Record set
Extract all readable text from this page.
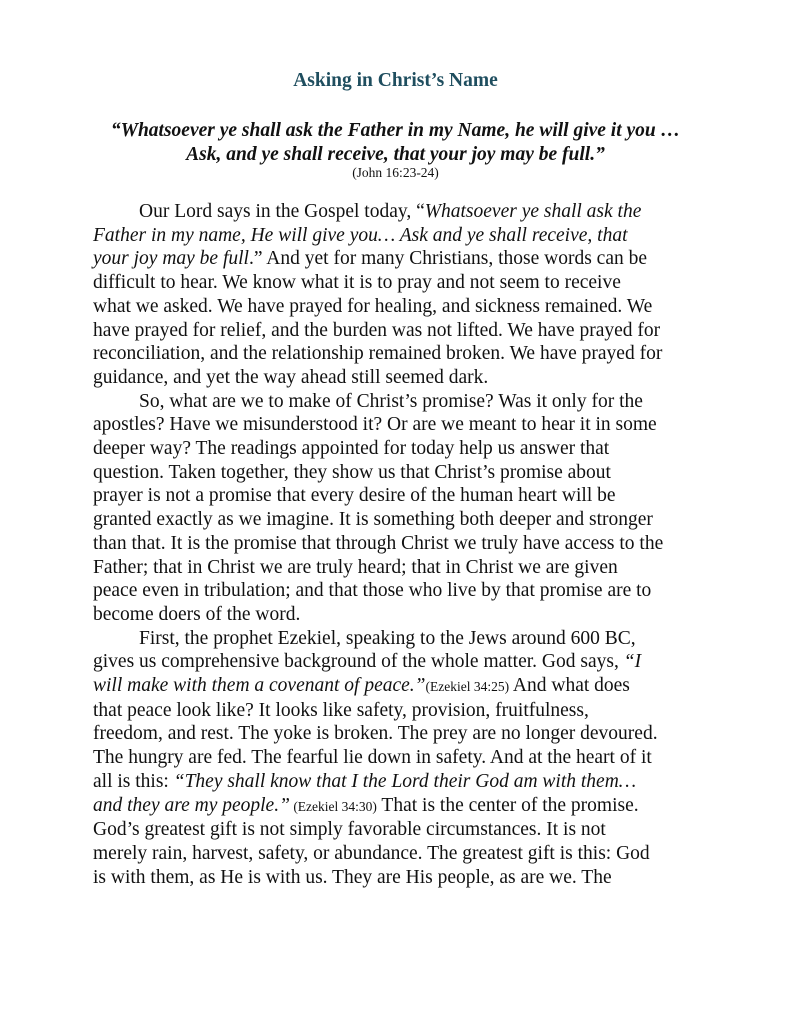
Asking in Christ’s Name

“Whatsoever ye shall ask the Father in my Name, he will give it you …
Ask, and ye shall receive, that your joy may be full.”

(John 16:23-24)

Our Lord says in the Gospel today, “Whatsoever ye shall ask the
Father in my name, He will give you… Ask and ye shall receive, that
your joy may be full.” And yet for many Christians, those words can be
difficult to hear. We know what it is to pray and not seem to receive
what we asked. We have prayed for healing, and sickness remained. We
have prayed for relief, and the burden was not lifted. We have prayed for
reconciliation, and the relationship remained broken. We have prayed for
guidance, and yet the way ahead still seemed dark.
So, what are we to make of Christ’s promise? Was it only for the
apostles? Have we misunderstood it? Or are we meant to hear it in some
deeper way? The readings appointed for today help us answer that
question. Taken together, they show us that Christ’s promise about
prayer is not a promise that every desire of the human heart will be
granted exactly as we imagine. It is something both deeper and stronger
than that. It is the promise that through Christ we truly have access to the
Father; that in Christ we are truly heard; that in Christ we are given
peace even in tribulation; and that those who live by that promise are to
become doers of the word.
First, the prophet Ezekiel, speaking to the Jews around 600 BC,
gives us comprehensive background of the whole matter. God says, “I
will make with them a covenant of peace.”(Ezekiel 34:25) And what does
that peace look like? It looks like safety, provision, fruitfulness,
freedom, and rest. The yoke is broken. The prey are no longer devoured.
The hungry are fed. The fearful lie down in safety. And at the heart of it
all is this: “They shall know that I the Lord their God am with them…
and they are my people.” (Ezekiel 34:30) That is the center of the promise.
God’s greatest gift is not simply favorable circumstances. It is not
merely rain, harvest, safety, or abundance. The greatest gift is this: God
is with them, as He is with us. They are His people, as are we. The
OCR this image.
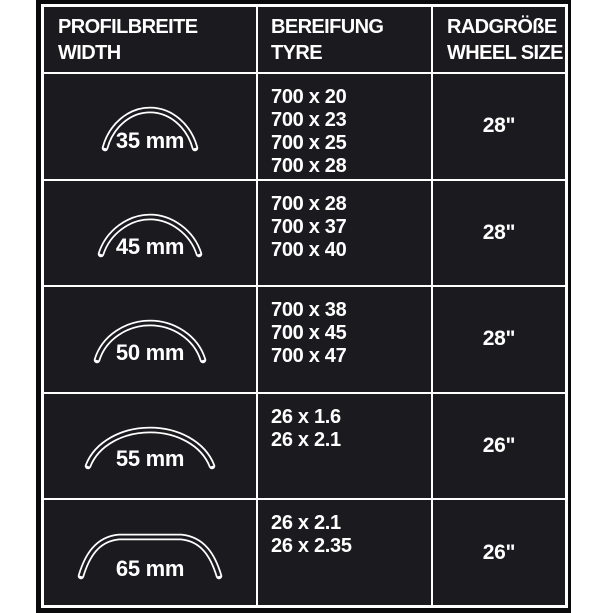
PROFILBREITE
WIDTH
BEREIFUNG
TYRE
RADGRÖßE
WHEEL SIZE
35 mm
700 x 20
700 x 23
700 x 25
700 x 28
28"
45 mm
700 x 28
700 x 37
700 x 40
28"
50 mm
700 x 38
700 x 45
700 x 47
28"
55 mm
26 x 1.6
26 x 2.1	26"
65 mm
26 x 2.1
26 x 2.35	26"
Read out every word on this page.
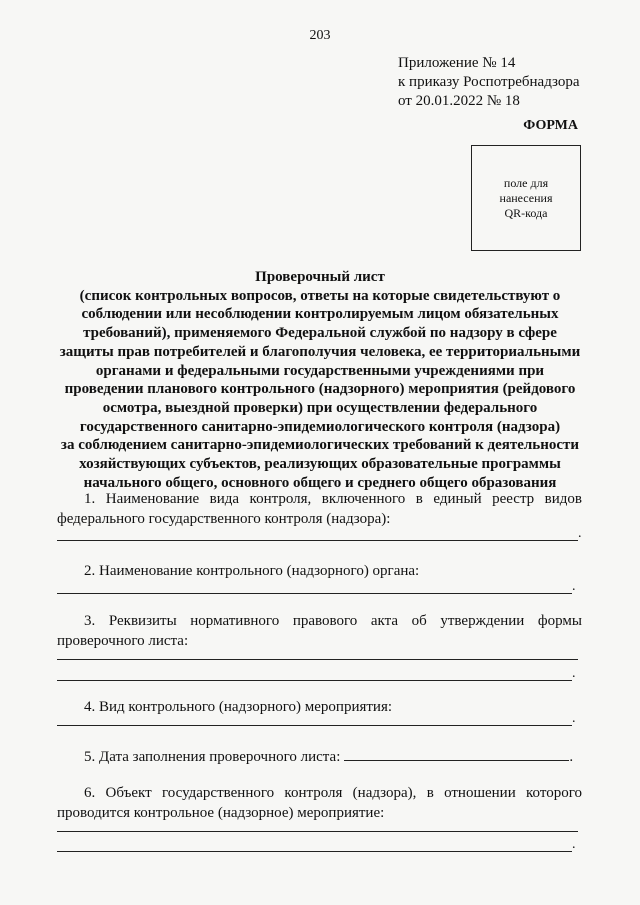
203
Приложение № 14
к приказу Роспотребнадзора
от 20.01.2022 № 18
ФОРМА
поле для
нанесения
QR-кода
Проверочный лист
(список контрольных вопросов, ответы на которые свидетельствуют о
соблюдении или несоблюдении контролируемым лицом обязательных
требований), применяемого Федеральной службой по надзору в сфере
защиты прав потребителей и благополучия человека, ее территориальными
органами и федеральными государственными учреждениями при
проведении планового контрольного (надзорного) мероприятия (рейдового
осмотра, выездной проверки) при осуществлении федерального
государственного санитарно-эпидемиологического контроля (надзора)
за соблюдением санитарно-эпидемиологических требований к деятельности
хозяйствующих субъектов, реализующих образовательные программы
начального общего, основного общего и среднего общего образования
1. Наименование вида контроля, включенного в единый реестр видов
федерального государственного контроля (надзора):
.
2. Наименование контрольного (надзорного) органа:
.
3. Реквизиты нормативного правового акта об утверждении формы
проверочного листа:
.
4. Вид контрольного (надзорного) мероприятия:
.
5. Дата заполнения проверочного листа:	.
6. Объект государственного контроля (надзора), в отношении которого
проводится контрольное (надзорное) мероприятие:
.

What this task involves
Reproduce the material word for word. Any pictures should be left out of the copy.

Right answer
Extract all readable text from this page.
Asking in Christ’s Name

“Whatsoever ye shall ask the Father in my Name, he will give it you …
Ask, and ye shall receive, that your joy may be full.”

(John 16:23-24)

Our Lord says in the Gospel today, “Whatsoever ye shall ask the
Father in my name, He will give you… Ask and ye shall receive, that
your joy may be full.” And yet for many Christians, those words can be
difficult to hear. We know what it is to pray and not seem to receive
what we asked. We have prayed for healing, and sickness remained. We
have prayed for relief, and the burden was not lifted. We have prayed for
reconciliation, and the relationship remained broken. We have prayed for
guidance, and yet the way ahead still seemed dark.
So, what are we to make of Christ’s promise? Was it only for the
apostles? Have we misunderstood it? Or are we meant to hear it in some
deeper way? The readings appointed for today help us answer that
question. Taken together, they show us that Christ’s promise about
prayer is not a promise that every desire of the human heart will be
granted exactly as we imagine. It is something both deeper and stronger
than that. It is the promise that through Christ we truly have access to the
Father; that in Christ we are truly heard; that in Christ we are given
peace even in tribulation; and that those who live by that promise are to
become doers of the word.
First, the prophet Ezekiel, speaking to the Jews around 600 BC,
gives us comprehensive background of the whole matter. God says, “I
will make with them a covenant of peace.”(Ezekiel 34:25) And what does
that peace look like? It looks like safety, provision, fruitfulness,
freedom, and rest. The yoke is broken. The prey are no longer devoured.
The hungry are fed. The fearful lie down in safety. And at the heart of it
all is this: “They shall know that I the Lord their God am with them…
and they are my people.” (Ezekiel 34:30) That is the center of the promise.
God’s greatest gift is not simply favorable circumstances. It is not
merely rain, harvest, safety, or abundance. The greatest gift is this: God
is with them, as He is with us. They are His people, as are we. The
OCR this image.
PROFILBREITE
WIDTH
BEREIFUNG
TYRE
RADGRÖßE
WHEEL SIZE
35 mm
700 x 20
700 x 23
700 x 25
700 x 28
28"
45 mm
700 x 28
700 x 37
700 x 40
28"
50 mm
700 x 38
700 x 45
700 x 47
28"
55 mm
26 x 1.6
26 x 2.1	26"
65 mm
26 x 2.1
26 x 2.35	26"
Read out every word on this page.
203
Приложение № 14
к приказу Роспотребнадзора
от 20.01.2022 № 18
ФОРМА
поле для
нанесения
QR-кода
Проверочный лист
(список контрольных вопросов, ответы на которые свидетельствуют о
соблюдении или несоблюдении контролируемым лицом обязательных
требований), применяемого Федеральной службой по надзору в сфере
защиты прав потребителей и благополучия человека, ее территориальными
органами и федеральными государственными учреждениями при
проведении планового контрольного (надзорного) мероприятия (рейдового
осмотра, выездной проверки) при осуществлении федерального
государственного санитарно-эпидемиологического контроля (надзора)
за соблюдением санитарно-эпидемиологических требований к деятельности
хозяйствующих субъектов, реализующих образовательные программы
начального общего, основного общего и среднего общего образования
1. Наименование вида контроля, включенного в единый реестр видов
федерального государственного контроля (надзора):
.
2. Наименование контрольного (надзорного) органа:
.
3. Реквизиты нормативного правового акта об утверждении формы
проверочного листа:
.
4. Вид контрольного (надзорного) мероприятия:
.
5. Дата заполнения проверочного листа:	.
6. Объект государственного контроля (надзора), в отношении которого
проводится контрольное (надзорное) мероприятие:
.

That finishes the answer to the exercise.